**Material:**
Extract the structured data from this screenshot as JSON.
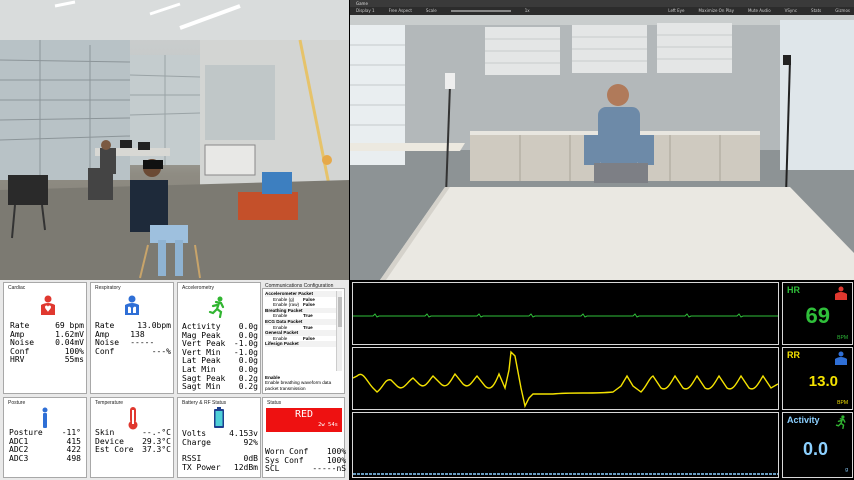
{
  "vr_window": {
    "title": "Game",
    "toolbar": [
      "Display 1",
      "Free Aspect",
      "Scale",
      "1x",
      "Left Eye",
      "Maximize On Play",
      "Mute Audio",
      "VSync",
      "Stats",
      "Gizmos"
    ]
  },
  "cardiac": {
    "title": "Cardiac",
    "rows": [
      [
        "Rate",
        "69 bpm"
      ],
      [
        "Amp",
        "1.62mV"
      ],
      [
        "Noise",
        "0.04mV"
      ],
      [
        "Conf",
        "100%"
      ],
      [
        "HRV",
        "55ms"
      ]
    ]
  },
  "respiratory": {
    "title": "Respiratory",
    "rows": [
      [
        "Rate",
        "13.0bpm"
      ],
      [
        "Amp",
        "138"
      ],
      [
        "Noise",
        "-----"
      ],
      [
        "Conf",
        "---%"
      ]
    ]
  },
  "accelerometry": {
    "title": "Accelerometry",
    "rows": [
      [
        "Activity",
        "0.0g"
      ],
      [
        "Mag Peak",
        "0.0g"
      ],
      [
        "Vert Peak",
        "-1.0g"
      ],
      [
        "Vert Min",
        "-1.0g"
      ],
      [
        "Lat Peak",
        "0.0g"
      ],
      [
        "Lat Min",
        "0.0g"
      ],
      [
        "Sagt Peak",
        "0.2g"
      ],
      [
        "Sagt Min",
        "0.2g"
      ]
    ]
  },
  "comm_config": {
    "title": "Communications Configuration",
    "groups": [
      {
        "name": "Accelerometer Packet",
        "rows": [
          [
            "Enable (g)",
            "False"
          ],
          [
            "Enable (raw)",
            "False"
          ]
        ]
      },
      {
        "name": "Breathing Packet",
        "rows": [
          [
            "Enable",
            "True"
          ]
        ]
      },
      {
        "name": "ECG Data Packet",
        "rows": [
          [
            "Enable",
            "True"
          ]
        ]
      },
      {
        "name": "General Packet",
        "rows": [
          [
            "Enable",
            "False"
          ]
        ]
      },
      {
        "name": "Lifesign Packet",
        "rows": []
      }
    ],
    "desc_title": "Enable",
    "desc_text": "Enable breathing waveform data packet transmission"
  },
  "posture": {
    "title": "Posture",
    "rows": [
      [
        "Posture",
        "-11°"
      ],
      [
        "ADC1",
        "415"
      ],
      [
        "ADC2",
        "422"
      ],
      [
        "ADC3",
        "498"
      ]
    ]
  },
  "temperature": {
    "title": "Temperature",
    "rows": [
      [
        "Skin",
        "--.-°C"
      ],
      [
        "Device",
        "29.3°C"
      ],
      [
        "Est Core",
        "37.3°C"
      ]
    ]
  },
  "battery": {
    "title": "Battery & RF Status",
    "rows1": [
      [
        "Volts",
        "4.153v"
      ],
      [
        "Charge",
        "92%"
      ]
    ],
    "rows2": [
      [
        "RSSI",
        "0dB"
      ],
      [
        "TX Power",
        "12dBm"
      ]
    ]
  },
  "status": {
    "title": "Status",
    "state": "RED",
    "timer": "2w 54s",
    "rows": [
      [
        "Worn Conf",
        "100%"
      ],
      [
        "Sys Conf",
        "100%"
      ],
      [
        "SCL",
        "-----nS"
      ]
    ]
  },
  "vitals": {
    "hr": {
      "label": "HR",
      "value": "69",
      "unit": "BPM",
      "color": "#2fbf3a"
    },
    "rr": {
      "label": "RR",
      "value": "13.0",
      "unit": "BPM",
      "color": "#f4e200"
    },
    "activity": {
      "label": "Activity",
      "value": "0.0",
      "unit": "g",
      "color": "#8cd0ff"
    }
  },
  "colors": {
    "alarm_red": "#ee1111",
    "ecg_green": "#2fbf3a",
    "resp_yellow": "#f4e200",
    "activity_blue": "#8cd0ff"
  }
}
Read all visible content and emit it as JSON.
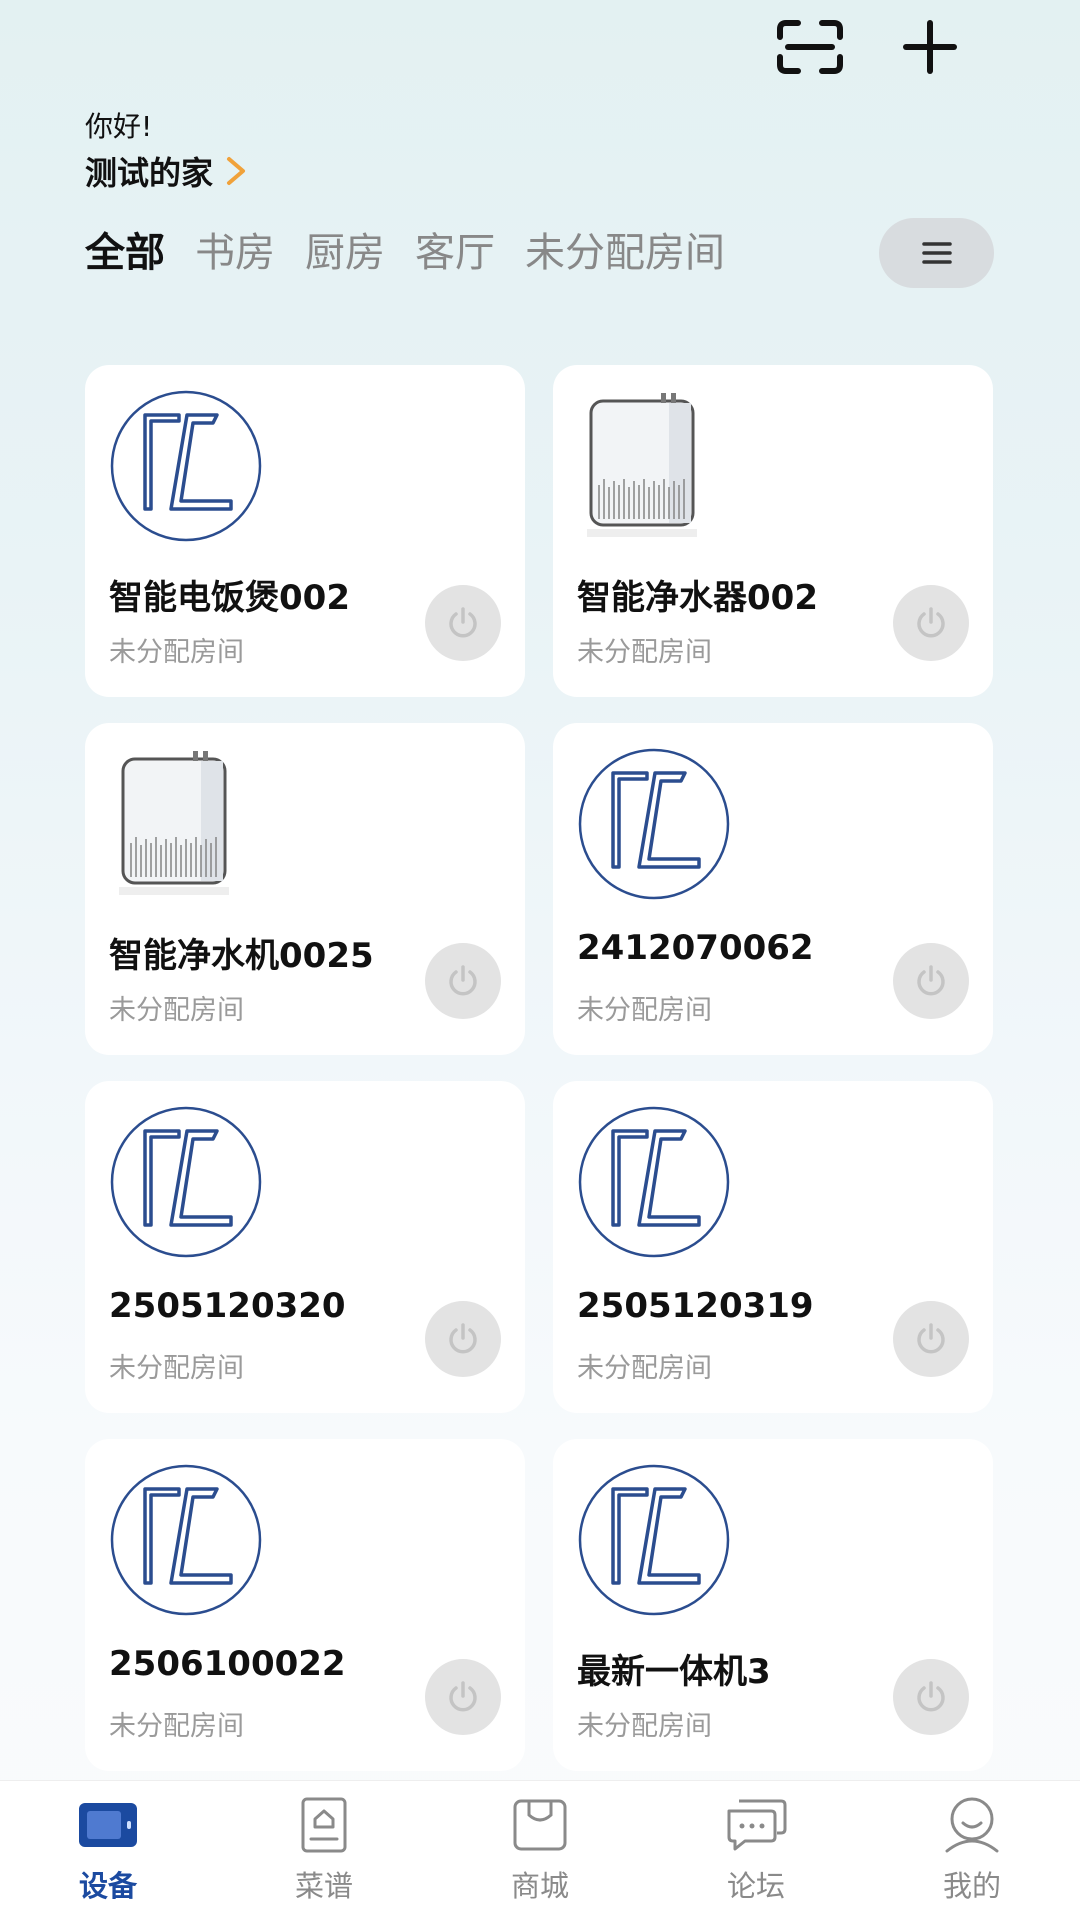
{
  "header": {
    "greeting": "你好!",
    "home_name": "测试的家"
  },
  "tabs": [
    {
      "label": "全部",
      "active": true
    },
    {
      "label": "书房",
      "active": false
    },
    {
      "label": "厨房",
      "active": false
    },
    {
      "label": "客厅",
      "active": false
    },
    {
      "label": "未分配房间",
      "active": false
    }
  ],
  "devices": [
    {
      "name": "智能电饭煲002",
      "room": "未分配房间",
      "icon": "brand-logo-icon"
    },
    {
      "name": "智能净水器002",
      "room": "未分配房间",
      "icon": "water-purifier-icon"
    },
    {
      "name": "智能净水机0025",
      "room": "未分配房间",
      "icon": "water-purifier-icon"
    },
    {
      "name": "2412070062",
      "room": "未分配房间",
      "icon": "brand-logo-icon"
    },
    {
      "name": "2505120320",
      "room": "未分配房间",
      "icon": "brand-logo-icon"
    },
    {
      "name": "2505120319",
      "room": "未分配房间",
      "icon": "brand-logo-icon"
    },
    {
      "name": "2506100022",
      "room": "未分配房间",
      "icon": "brand-logo-icon"
    },
    {
      "name": "最新一体机3",
      "room": "未分配房间",
      "icon": "brand-logo-icon"
    }
  ],
  "bottom_nav": [
    {
      "label": "设备",
      "icon": "device-icon",
      "active": true
    },
    {
      "label": "菜谱",
      "icon": "recipe-icon",
      "active": false
    },
    {
      "label": "商城",
      "icon": "shop-icon",
      "active": false
    },
    {
      "label": "论坛",
      "icon": "forum-icon",
      "active": false
    },
    {
      "label": "我的",
      "icon": "profile-icon",
      "active": false
    }
  ],
  "colors": {
    "accent": "#1b4aa0",
    "logo_blue": "#2b4d8f",
    "muted_text": "#9a9a9a"
  }
}
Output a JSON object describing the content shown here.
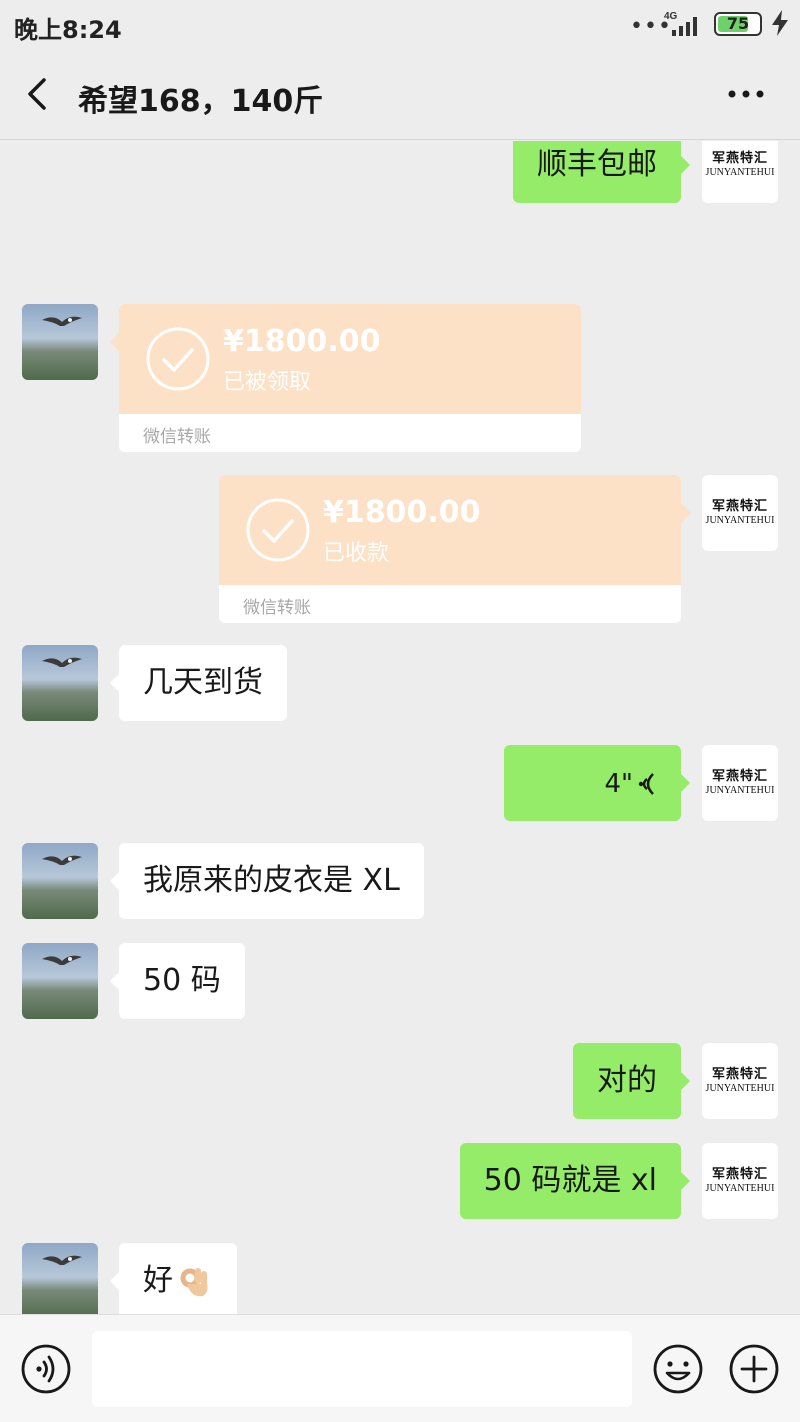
{
  "status_bar": {
    "time": "晚上8:24",
    "network": "4G",
    "battery": "75",
    "battery_fraction": 0.75
  },
  "header": {
    "title": "希望168，140斤"
  },
  "contact_avatar_logo": {
    "cn": "军燕特汇",
    "en": "JUNYANTEHUI"
  },
  "messages": [
    {
      "from": "me",
      "type": "text",
      "text": "顺丰包邮"
    },
    {
      "from": "other",
      "type": "transfer",
      "amount": "¥1800.00",
      "status": "已被领取",
      "label": "微信转账"
    },
    {
      "from": "me",
      "type": "transfer",
      "amount": "¥1800.00",
      "status": "已收款",
      "label": "微信转账"
    },
    {
      "from": "other",
      "type": "text",
      "text": "几天到货"
    },
    {
      "from": "me",
      "type": "voice",
      "duration": "4\""
    },
    {
      "from": "other",
      "type": "text",
      "text": "我原来的皮衣是 XL"
    },
    {
      "from": "other",
      "type": "text",
      "text": "50 码"
    },
    {
      "from": "me",
      "type": "text",
      "text": "对的"
    },
    {
      "from": "me",
      "type": "text",
      "text": "50 码就是 xl"
    },
    {
      "from": "other",
      "type": "text",
      "text": "好",
      "emoji": "ok-hand-emoji"
    }
  ],
  "input_bar": {
    "placeholder": "",
    "icons": [
      "voice-icon",
      "emoji-icon",
      "plus-icon"
    ]
  },
  "colors": {
    "background": "#ededed",
    "my_bubble": "#95ec69",
    "other_bubble": "#ffffff",
    "transfer": "#fce1c6"
  }
}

**Your task:** Retype the records exactly. Any image in them should not appear in what you write.

**Final result:**
Extract the structured data from this screenshot as JSON.
{
  "vr_window": {
    "title": "Game",
    "toolbar": [
      "Display 1",
      "Free Aspect",
      "Scale",
      "1x",
      "Left Eye",
      "Maximize On Play",
      "Mute Audio",
      "VSync",
      "Stats",
      "Gizmos"
    ]
  },
  "cardiac": {
    "title": "Cardiac",
    "rows": [
      [
        "Rate",
        "69 bpm"
      ],
      [
        "Amp",
        "1.62mV"
      ],
      [
        "Noise",
        "0.04mV"
      ],
      [
        "Conf",
        "100%"
      ],
      [
        "HRV",
        "55ms"
      ]
    ]
  },
  "respiratory": {
    "title": "Respiratory",
    "rows": [
      [
        "Rate",
        "13.0bpm"
      ],
      [
        "Amp",
        "138"
      ],
      [
        "Noise",
        "-----"
      ],
      [
        "Conf",
        "---%"
      ]
    ]
  },
  "accelerometry": {
    "title": "Accelerometry",
    "rows": [
      [
        "Activity",
        "0.0g"
      ],
      [
        "Mag Peak",
        "0.0g"
      ],
      [
        "Vert Peak",
        "-1.0g"
      ],
      [
        "Vert Min",
        "-1.0g"
      ],
      [
        "Lat Peak",
        "0.0g"
      ],
      [
        "Lat Min",
        "0.0g"
      ],
      [
        "Sagt Peak",
        "0.2g"
      ],
      [
        "Sagt Min",
        "0.2g"
      ]
    ]
  },
  "comm_config": {
    "title": "Communications Configuration",
    "groups": [
      {
        "name": "Accelerometer Packet",
        "rows": [
          [
            "Enable (g)",
            "False"
          ],
          [
            "Enable (raw)",
            "False"
          ]
        ]
      },
      {
        "name": "Breathing Packet",
        "rows": [
          [
            "Enable",
            "True"
          ]
        ]
      },
      {
        "name": "ECG Data Packet",
        "rows": [
          [
            "Enable",
            "True"
          ]
        ]
      },
      {
        "name": "General Packet",
        "rows": [
          [
            "Enable",
            "False"
          ]
        ]
      },
      {
        "name": "Lifesign Packet",
        "rows": []
      }
    ],
    "desc_title": "Enable",
    "desc_text": "Enable breathing waveform data packet transmission"
  },
  "posture": {
    "title": "Posture",
    "rows": [
      [
        "Posture",
        "-11°"
      ],
      [
        "ADC1",
        "415"
      ],
      [
        "ADC2",
        "422"
      ],
      [
        "ADC3",
        "498"
      ]
    ]
  },
  "temperature": {
    "title": "Temperature",
    "rows": [
      [
        "Skin",
        "--.-°C"
      ],
      [
        "Device",
        "29.3°C"
      ],
      [
        "Est Core",
        "37.3°C"
      ]
    ]
  },
  "battery": {
    "title": "Battery & RF Status",
    "rows1": [
      [
        "Volts",
        "4.153v"
      ],
      [
        "Charge",
        "92%"
      ]
    ],
    "rows2": [
      [
        "RSSI",
        "0dB"
      ],
      [
        "TX Power",
        "12dBm"
      ]
    ]
  },
  "status": {
    "title": "Status",
    "state": "RED",
    "timer": "2w 54s",
    "rows": [
      [
        "Worn Conf",
        "100%"
      ],
      [
        "Sys Conf",
        "100%"
      ],
      [
        "SCL",
        "-----nS"
      ]
    ]
  },
  "vitals": {
    "hr": {
      "label": "HR",
      "value": "69",
      "unit": "BPM",
      "color": "#2fbf3a"
    },
    "rr": {
      "label": "RR",
      "value": "13.0",
      "unit": "BPM",
      "color": "#f4e200"
    },
    "activity": {
      "label": "Activity",
      "value": "0.0",
      "unit": "g",
      "color": "#8cd0ff"
    }
  },
  "colors": {
    "alarm_red": "#ee1111",
    "ecg_green": "#2fbf3a",
    "resp_yellow": "#f4e200",
    "activity_blue": "#8cd0ff"
  }
}
Read all visible content and emit it as JSON.
{
  "header": {
    "greeting": "你好!",
    "home_name": "测试的家"
  },
  "tabs": [
    {
      "label": "全部",
      "active": true
    },
    {
      "label": "书房",
      "active": false
    },
    {
      "label": "厨房",
      "active": false
    },
    {
      "label": "客厅",
      "active": false
    },
    {
      "label": "未分配房间",
      "active": false
    }
  ],
  "devices": [
    {
      "name": "智能电饭煲002",
      "room": "未分配房间",
      "icon": "brand-logo-icon"
    },
    {
      "name": "智能净水器002",
      "room": "未分配房间",
      "icon": "water-purifier-icon"
    },
    {
      "name": "智能净水机0025",
      "room": "未分配房间",
      "icon": "water-purifier-icon"
    },
    {
      "name": "2412070062",
      "room": "未分配房间",
      "icon": "brand-logo-icon"
    },
    {
      "name": "2505120320",
      "room": "未分配房间",
      "icon": "brand-logo-icon"
    },
    {
      "name": "2505120319",
      "room": "未分配房间",
      "icon": "brand-logo-icon"
    },
    {
      "name": "2506100022",
      "room": "未分配房间",
      "icon": "brand-logo-icon"
    },
    {
      "name": "最新一体机3",
      "room": "未分配房间",
      "icon": "brand-logo-icon"
    }
  ],
  "bottom_nav": [
    {
      "label": "设备",
      "icon": "device-icon",
      "active": true
    },
    {
      "label": "菜谱",
      "icon": "recipe-icon",
      "active": false
    },
    {
      "label": "商城",
      "icon": "shop-icon",
      "active": false
    },
    {
      "label": "论坛",
      "icon": "forum-icon",
      "active": false
    },
    {
      "label": "我的",
      "icon": "profile-icon",
      "active": false
    }
  ],
  "colors": {
    "accent": "#1b4aa0",
    "logo_blue": "#2b4d8f",
    "muted_text": "#9a9a9a"
  }
}
Output a JSON object describing the content shown here.
{
  "status_bar": {
    "time": "晚上8:24",
    "network": "4G",
    "battery": "75",
    "battery_fraction": 0.75
  },
  "header": {
    "title": "希望168，140斤"
  },
  "contact_avatar_logo": {
    "cn": "军燕特汇",
    "en": "JUNYANTEHUI"
  },
  "messages": [
    {
      "from": "me",
      "type": "text",
      "text": "顺丰包邮"
    },
    {
      "from": "other",
      "type": "transfer",
      "amount": "¥1800.00",
      "status": "已被领取",
      "label": "微信转账"
    },
    {
      "from": "me",
      "type": "transfer",
      "amount": "¥1800.00",
      "status": "已收款",
      "label": "微信转账"
    },
    {
      "from": "other",
      "type": "text",
      "text": "几天到货"
    },
    {
      "from": "me",
      "type": "voice",
      "duration": "4\""
    },
    {
      "from": "other",
      "type": "text",
      "text": "我原来的皮衣是 XL"
    },
    {
      "from": "other",
      "type": "text",
      "text": "50 码"
    },
    {
      "from": "me",
      "type": "text",
      "text": "对的"
    },
    {
      "from": "me",
      "type": "text",
      "text": "50 码就是 xl"
    },
    {
      "from": "other",
      "type": "text",
      "text": "好",
      "emoji": "ok-hand-emoji"
    }
  ],
  "input_bar": {
    "placeholder": "",
    "icons": [
      "voice-icon",
      "emoji-icon",
      "plus-icon"
    ]
  },
  "colors": {
    "background": "#ededed",
    "my_bubble": "#95ec69",
    "other_bubble": "#ffffff",
    "transfer": "#fce1c6"
  }
}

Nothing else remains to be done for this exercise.